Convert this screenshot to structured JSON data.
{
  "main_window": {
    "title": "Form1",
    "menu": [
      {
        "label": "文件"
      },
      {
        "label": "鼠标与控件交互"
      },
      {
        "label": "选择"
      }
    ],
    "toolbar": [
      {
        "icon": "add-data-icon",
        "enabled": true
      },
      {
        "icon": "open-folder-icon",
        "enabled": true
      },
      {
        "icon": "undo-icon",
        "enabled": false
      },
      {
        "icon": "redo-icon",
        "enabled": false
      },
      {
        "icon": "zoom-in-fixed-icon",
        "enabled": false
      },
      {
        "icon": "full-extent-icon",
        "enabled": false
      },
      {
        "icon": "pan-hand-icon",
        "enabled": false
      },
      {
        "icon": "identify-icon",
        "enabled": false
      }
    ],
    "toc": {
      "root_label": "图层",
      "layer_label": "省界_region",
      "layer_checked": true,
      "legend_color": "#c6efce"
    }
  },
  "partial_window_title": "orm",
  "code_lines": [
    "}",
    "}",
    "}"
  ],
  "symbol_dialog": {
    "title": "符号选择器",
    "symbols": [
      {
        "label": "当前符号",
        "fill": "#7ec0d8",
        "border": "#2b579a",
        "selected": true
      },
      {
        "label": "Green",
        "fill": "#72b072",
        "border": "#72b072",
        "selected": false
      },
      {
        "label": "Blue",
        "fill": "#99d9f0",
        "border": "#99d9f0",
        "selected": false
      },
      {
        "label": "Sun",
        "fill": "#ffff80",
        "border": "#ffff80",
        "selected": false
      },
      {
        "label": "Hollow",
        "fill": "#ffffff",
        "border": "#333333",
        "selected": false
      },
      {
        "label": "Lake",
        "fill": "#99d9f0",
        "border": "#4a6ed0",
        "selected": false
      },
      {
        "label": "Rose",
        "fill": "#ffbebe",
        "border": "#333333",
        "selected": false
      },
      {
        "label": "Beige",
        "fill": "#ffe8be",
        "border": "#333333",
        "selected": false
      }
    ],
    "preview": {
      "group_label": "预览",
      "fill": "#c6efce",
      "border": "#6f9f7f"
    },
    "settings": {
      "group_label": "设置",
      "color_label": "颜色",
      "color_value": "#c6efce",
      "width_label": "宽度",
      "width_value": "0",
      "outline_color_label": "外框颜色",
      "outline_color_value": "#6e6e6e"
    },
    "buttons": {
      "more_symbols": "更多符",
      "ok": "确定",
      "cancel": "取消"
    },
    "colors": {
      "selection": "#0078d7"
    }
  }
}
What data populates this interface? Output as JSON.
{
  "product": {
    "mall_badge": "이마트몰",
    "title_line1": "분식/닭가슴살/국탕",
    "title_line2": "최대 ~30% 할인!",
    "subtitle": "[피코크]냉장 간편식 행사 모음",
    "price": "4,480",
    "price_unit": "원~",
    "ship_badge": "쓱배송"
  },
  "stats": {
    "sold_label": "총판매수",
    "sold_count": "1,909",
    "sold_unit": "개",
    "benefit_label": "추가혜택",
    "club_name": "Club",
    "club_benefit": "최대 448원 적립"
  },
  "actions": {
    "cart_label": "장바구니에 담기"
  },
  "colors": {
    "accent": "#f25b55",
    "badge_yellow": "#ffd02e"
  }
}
══════════════════════════════
» **Prompt**: Go through the data and gather every line that holds "icon".

» **Reply to the task**:
        "icon": "add-data-icon",
        "icon": "open-folder-icon",
        "icon": "undo-icon",
        "icon": "redo-icon",
        "icon": "zoom-in-fixed-icon",
        "icon": "full-extent-icon",
        "icon": "pan-hand-icon",
        "icon": "identify-icon",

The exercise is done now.